Identify each line containing the word "label" and copy it.
· · · ·
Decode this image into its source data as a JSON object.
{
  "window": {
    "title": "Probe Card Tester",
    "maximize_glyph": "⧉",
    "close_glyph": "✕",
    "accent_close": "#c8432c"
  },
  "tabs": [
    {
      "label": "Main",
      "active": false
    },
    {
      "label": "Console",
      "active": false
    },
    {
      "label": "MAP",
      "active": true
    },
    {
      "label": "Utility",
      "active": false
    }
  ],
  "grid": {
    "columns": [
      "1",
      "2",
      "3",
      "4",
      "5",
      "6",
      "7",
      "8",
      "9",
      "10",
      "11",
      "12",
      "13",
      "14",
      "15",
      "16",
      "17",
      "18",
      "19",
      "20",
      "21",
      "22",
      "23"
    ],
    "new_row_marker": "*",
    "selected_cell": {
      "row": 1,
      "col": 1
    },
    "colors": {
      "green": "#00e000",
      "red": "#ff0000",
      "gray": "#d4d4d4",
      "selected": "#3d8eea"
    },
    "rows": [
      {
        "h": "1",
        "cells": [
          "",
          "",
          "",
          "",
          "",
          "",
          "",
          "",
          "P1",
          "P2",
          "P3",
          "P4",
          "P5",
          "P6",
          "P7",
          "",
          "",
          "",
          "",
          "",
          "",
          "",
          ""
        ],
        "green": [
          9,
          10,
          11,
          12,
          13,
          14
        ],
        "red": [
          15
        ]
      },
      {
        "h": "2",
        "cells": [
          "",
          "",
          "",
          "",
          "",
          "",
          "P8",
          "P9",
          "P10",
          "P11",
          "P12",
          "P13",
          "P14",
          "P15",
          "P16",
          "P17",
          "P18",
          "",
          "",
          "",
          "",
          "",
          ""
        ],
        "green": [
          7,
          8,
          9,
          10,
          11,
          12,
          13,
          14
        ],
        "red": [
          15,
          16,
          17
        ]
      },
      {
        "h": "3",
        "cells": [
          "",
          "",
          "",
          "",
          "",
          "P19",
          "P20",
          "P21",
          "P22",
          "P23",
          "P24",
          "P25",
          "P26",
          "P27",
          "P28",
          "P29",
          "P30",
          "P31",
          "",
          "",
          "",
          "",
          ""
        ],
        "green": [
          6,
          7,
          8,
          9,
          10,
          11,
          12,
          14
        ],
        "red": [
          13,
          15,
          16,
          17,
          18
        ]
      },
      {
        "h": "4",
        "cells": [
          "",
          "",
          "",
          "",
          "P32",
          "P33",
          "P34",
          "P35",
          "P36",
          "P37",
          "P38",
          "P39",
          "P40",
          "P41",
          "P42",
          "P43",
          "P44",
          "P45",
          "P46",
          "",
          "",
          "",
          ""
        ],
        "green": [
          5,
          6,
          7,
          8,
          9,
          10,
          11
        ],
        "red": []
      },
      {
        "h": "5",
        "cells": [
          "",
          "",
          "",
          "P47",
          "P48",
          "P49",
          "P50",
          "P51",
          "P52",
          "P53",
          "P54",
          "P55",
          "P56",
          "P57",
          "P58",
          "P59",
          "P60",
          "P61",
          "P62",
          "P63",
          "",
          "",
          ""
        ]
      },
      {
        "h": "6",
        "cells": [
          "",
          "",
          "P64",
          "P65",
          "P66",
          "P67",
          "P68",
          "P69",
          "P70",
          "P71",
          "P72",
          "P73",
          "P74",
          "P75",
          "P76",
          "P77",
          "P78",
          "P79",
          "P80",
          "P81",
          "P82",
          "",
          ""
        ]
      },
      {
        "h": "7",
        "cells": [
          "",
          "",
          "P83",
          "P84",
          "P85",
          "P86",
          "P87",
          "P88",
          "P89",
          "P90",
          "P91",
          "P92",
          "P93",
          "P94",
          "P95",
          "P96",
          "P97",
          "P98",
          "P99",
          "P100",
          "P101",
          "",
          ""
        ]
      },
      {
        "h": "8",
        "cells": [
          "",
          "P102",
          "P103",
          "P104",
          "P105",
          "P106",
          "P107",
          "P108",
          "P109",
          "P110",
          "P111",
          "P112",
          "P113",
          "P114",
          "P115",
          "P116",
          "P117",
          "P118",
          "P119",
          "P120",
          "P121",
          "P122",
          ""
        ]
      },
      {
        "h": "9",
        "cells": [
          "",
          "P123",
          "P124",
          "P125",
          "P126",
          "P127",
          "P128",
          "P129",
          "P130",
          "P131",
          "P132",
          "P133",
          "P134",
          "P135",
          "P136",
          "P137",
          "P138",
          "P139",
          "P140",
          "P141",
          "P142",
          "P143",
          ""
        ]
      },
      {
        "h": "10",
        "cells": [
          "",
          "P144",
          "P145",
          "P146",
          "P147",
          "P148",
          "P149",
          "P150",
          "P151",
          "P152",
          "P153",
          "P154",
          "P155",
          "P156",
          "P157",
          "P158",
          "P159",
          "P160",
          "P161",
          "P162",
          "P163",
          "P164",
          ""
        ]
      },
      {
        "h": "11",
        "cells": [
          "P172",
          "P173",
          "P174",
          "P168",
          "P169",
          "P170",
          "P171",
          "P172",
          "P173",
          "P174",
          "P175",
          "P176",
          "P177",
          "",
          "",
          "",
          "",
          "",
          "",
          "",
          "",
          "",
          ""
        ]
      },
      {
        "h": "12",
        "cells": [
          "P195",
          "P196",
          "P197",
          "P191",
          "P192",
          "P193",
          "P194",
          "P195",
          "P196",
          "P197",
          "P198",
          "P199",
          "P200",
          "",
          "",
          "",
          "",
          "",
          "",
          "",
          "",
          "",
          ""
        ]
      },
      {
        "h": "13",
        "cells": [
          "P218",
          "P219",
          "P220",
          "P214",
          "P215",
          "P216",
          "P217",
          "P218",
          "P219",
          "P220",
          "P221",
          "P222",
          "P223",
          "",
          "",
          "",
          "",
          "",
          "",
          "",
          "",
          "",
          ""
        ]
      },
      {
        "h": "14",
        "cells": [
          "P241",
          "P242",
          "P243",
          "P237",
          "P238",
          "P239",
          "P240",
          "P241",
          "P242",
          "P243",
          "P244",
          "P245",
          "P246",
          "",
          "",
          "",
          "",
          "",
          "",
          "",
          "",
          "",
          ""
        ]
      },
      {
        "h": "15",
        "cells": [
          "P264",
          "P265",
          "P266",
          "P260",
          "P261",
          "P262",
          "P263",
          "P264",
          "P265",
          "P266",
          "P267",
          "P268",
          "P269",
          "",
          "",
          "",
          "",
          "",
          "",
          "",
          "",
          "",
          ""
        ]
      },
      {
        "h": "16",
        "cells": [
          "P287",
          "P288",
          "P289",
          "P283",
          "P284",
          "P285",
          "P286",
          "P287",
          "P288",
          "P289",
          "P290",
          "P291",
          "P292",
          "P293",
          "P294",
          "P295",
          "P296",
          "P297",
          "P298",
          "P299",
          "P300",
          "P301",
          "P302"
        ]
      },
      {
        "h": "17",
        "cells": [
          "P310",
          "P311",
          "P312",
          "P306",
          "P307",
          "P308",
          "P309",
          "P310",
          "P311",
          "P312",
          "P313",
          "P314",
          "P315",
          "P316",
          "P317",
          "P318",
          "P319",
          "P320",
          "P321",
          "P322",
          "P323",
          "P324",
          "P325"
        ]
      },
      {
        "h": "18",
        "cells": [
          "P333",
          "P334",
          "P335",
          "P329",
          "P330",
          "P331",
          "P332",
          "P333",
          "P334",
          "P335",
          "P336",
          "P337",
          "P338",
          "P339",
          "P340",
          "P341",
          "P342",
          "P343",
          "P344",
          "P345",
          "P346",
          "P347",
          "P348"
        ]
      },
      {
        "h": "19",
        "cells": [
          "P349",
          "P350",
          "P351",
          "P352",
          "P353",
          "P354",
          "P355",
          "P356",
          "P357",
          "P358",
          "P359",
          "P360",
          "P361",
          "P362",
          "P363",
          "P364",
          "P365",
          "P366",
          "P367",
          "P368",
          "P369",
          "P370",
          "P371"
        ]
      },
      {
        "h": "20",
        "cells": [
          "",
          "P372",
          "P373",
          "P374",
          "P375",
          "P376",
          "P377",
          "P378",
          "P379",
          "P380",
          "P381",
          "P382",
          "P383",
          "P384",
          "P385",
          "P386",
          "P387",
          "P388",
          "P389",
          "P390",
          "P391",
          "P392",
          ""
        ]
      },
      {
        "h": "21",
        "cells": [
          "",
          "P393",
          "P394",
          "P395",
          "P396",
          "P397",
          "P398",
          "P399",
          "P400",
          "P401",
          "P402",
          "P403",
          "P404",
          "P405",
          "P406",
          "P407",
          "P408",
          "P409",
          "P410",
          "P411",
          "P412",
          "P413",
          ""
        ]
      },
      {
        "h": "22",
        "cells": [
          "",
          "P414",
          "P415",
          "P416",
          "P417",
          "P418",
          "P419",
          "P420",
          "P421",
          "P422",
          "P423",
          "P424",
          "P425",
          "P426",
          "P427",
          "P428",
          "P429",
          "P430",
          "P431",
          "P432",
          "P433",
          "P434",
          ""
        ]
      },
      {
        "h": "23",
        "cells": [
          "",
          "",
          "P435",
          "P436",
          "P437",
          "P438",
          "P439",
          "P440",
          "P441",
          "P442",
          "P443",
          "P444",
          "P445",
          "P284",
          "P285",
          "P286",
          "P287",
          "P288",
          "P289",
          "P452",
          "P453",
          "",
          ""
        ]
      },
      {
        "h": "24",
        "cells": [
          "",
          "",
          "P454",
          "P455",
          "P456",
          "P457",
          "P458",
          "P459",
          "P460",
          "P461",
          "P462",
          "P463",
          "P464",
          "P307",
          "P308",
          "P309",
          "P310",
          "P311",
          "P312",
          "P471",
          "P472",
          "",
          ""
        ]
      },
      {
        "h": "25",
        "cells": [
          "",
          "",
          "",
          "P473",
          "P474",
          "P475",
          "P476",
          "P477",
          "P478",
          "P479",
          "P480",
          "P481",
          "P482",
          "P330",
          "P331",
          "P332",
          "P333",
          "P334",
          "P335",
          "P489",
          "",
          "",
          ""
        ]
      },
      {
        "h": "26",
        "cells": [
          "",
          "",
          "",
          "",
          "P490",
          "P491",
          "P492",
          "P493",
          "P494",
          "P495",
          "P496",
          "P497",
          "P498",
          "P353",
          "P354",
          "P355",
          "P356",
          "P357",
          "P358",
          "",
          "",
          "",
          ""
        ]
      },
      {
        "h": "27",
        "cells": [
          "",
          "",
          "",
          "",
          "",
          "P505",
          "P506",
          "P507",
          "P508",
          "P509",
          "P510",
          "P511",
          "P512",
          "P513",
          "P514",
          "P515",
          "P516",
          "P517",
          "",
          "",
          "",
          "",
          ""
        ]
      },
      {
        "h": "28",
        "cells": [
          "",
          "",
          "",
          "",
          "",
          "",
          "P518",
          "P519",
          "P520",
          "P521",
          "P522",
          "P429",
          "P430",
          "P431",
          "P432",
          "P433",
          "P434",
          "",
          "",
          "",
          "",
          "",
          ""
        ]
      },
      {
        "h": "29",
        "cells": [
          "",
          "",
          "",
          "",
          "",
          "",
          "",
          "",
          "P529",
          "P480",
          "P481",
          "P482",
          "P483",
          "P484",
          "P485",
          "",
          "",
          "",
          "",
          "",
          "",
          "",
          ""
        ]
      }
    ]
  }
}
· · · ·
FINAL RESULT:
      "label": "Main",
      "label": "Console",
      "label": "MAP",
      "label": "Utility",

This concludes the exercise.